● **Goal**
Copy the passage on Fed rate cuts and bitcoin below word for word, from its heading through the last line.

# Start of Provided passage

Setup 3: 2024 to 2026 Cuts → Initial Rally, Then Bear vs Gold

The September 18, 2024 Fed cut produced a clean BTC reaction: BTC traded near $61,000 on the day of the cut, gained approximately 6.6% within the week to roughly $64,300, and gained roughly 11% within the month. The rally extended through 2024 and 2025, with BTC crossing $100,000 on December 4, 2024 and reaching its all-time high of $126,198 on October 6, 2025. The disappointment came after the October 2025 peak. BTC has fallen back toward $77,000 by April 2026 even as the Fed has continued to cut. The bitcoin-to-gold ratio peaked near 40 ounces per BTC in December 2024 and stood at approximately 16.3 ounces per BTC in April 2026, a roughly 60% move against bitcoin in gold terms over approximately 16 months. This is the largest sustained move against BTC in gold terms since the 2018 crypto winter. The 2024 to 2026 cycle is the first one in which Fed cuts coincided with BTC giving back most of its rally during the cut cycle itself, which complicates the cuts-equals-BTC-up thesis. ETF flows turning net-positive again in April 2026 suggests the institutional bid is still active, but the cycle has clearly differed from 2019 to 2021.

What Should Investors Watch in April 2026?

# End of Provided passage
# Start of Record extracts

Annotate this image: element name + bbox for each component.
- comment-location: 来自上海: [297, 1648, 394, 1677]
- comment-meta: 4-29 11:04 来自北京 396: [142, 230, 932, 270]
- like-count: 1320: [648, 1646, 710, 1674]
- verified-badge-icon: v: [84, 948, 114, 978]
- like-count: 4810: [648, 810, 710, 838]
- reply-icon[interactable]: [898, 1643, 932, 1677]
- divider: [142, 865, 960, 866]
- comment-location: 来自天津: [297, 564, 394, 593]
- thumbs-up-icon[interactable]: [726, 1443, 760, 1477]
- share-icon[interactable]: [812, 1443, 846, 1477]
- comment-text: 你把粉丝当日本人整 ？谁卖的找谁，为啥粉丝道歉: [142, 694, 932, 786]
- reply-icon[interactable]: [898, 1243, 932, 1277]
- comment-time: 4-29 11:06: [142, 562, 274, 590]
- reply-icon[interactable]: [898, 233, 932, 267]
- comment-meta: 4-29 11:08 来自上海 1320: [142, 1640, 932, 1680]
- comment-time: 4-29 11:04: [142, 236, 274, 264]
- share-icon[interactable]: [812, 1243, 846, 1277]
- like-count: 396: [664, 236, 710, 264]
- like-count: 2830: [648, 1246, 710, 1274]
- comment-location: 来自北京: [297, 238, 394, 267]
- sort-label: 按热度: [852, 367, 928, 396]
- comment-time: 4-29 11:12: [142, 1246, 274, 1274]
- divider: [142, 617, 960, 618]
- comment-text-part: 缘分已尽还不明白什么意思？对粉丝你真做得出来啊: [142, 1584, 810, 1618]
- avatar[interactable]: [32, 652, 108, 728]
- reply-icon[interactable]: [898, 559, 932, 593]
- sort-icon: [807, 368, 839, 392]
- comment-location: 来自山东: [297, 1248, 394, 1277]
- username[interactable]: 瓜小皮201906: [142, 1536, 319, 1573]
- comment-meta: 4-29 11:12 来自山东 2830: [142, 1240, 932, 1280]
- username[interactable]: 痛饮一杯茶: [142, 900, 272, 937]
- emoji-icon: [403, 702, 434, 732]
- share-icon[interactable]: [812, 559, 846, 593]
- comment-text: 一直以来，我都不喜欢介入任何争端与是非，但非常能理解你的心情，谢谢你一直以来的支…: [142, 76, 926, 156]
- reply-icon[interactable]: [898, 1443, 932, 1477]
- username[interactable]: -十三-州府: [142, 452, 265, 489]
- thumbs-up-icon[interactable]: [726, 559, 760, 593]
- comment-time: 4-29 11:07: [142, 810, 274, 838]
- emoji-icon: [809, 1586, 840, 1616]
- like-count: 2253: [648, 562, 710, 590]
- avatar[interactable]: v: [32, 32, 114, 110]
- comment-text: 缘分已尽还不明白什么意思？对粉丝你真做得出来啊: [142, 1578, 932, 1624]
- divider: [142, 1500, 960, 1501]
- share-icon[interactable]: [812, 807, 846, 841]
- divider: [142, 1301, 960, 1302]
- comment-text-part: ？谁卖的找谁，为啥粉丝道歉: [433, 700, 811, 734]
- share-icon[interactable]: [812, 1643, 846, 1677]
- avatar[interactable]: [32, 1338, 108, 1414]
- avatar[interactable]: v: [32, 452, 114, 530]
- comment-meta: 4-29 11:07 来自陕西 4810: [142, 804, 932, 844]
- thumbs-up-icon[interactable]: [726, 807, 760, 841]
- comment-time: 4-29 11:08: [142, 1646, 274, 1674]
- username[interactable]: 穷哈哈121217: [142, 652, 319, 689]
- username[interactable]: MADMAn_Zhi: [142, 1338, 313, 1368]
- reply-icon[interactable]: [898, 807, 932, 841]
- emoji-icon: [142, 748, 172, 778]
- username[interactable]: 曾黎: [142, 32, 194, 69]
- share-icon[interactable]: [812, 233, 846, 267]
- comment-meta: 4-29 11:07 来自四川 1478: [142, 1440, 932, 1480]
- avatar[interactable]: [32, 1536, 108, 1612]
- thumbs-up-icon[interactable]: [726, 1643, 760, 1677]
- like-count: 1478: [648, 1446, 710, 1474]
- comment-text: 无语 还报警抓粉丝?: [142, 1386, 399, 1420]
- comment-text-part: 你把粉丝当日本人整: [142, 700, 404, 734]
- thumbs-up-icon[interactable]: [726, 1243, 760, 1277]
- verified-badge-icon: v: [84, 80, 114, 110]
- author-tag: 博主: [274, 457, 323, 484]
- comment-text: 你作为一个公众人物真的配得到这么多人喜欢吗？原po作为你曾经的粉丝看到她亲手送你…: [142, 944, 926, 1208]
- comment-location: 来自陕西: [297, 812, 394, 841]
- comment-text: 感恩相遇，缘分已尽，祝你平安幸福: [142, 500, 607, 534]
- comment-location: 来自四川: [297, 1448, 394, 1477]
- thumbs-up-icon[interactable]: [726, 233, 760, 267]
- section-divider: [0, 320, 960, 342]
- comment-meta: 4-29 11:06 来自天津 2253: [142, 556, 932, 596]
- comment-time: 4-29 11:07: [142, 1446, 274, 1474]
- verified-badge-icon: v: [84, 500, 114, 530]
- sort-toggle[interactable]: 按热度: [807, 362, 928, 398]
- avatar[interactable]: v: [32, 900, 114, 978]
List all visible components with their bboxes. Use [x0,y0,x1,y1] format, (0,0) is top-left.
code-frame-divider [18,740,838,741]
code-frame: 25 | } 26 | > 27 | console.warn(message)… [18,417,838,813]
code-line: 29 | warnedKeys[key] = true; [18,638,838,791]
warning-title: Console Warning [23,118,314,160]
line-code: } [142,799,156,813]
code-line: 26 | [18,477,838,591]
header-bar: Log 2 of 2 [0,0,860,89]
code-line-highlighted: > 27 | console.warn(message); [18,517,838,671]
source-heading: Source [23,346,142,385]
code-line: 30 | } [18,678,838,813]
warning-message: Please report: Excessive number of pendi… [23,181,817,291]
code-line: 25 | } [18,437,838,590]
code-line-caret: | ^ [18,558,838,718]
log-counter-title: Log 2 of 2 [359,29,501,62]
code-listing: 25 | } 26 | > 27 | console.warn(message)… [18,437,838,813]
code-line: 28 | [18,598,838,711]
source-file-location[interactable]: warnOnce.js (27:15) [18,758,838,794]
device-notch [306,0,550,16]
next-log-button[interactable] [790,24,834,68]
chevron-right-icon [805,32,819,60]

# End of Record extracts

● **Exercise result**
Setup 3: 2024 to 2026 Cuts → Initial Rally, Then Bear vs Gold

The September 18, 2024 Fed cut produced a clean BTC reaction: BTC traded near $61,000 on the day of the cut, gained approximately 6.6% within the week to roughly $64,300, and gained roughly 11% within the month. The rally extended through 2024 and 2025, with BTC crossing $100,000 on December 4, 2024 and reaching its all-time high of $126,198 on October 6, 2025. The disappointment came after the October 2025 peak. BTC has fallen back toward $77,000 by April 2026 even as the Fed has continued to cut. The bitcoin-to-gold ratio peaked near 40 ounces per BTC in December 2024 and stood at approximately 16.3 ounces per BTC in April 2026, a roughly 60% move against bitcoin in gold terms over approximately 16 months. This is the largest sustained move against BTC in gold terms since the 2018 crypto winter. The 2024 to 2026 cycle is the first one in which Fed cuts coincided with BTC giving back most of its rally during the cut cycle itself, which complicates the cuts-equals-BTC-up thesis. ETF flows turning net-positive again in April 2026 suggests the institutional bid is still active, but the cycle has clearly differed from 2019 to 2021.

What Should Investors Watch in April 2026?